• [Set problem]:
Render the part of the listing below that runs from its start through the line containing "The magnetic recording" as a numbered list, omitting blank lines and leaving out the pictures.

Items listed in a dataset
____

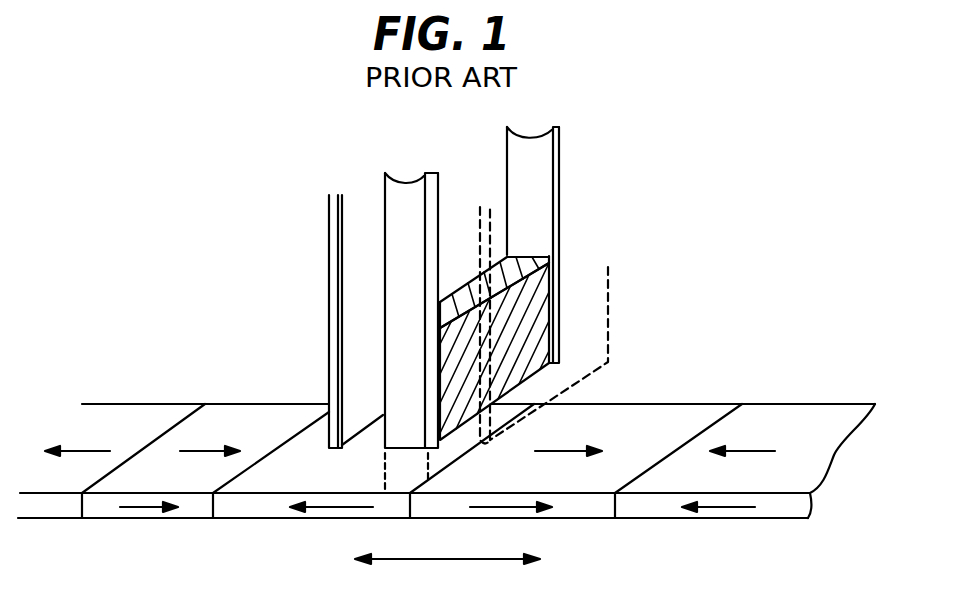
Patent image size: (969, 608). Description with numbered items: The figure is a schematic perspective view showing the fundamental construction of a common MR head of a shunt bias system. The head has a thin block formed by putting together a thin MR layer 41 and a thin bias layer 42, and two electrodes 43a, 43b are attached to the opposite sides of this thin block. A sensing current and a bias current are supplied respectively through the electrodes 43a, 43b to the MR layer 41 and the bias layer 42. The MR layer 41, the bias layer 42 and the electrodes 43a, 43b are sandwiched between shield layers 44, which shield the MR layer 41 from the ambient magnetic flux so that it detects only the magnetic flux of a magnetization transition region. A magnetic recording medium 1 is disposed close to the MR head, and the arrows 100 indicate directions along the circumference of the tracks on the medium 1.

The magnetic recording medium 1 is at (785, 404).
The MR layer 41 is at (540, 256).
The bias layer 42 is at (513, 256).
The electrode 43a is at (405, 180).
The electrode 43b is at (559, 153).
The shield layer 44 is at (329, 287).
The arrows 100 is at (472, 560).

____

• [Solution to the problem]:
1. Patent image size: (969, 608). Description with numbered items: The figure is a schematic perspective view showing the fundamental construction of a common MR head of a shunt bias system. The head has a thin block formed by putting together a thin MR layer 41 and a thin bias layer 42, and two electrodes 43a, 43b are attached to the opposite sides of this thin block. A sensing current and a bias current are supplied respectively through the electrodes 43a, 43b to the MR layer 41 and the bias layer 42. The MR layer 41, the bias layer 42 and the electrodes 43a, 43b are sandwiched between shield layers 44, which shield the MR layer 41 from the ambient magnetic flux so that it detects only the magnetic flux of a magnetization transition region. A magnetic recording medium 1 is disposed close to the MR head, and the arrows 100 indicate directions along the circumference of the tracks on the medium 1.
2. The magnetic recording medium 1 is at (785, 404).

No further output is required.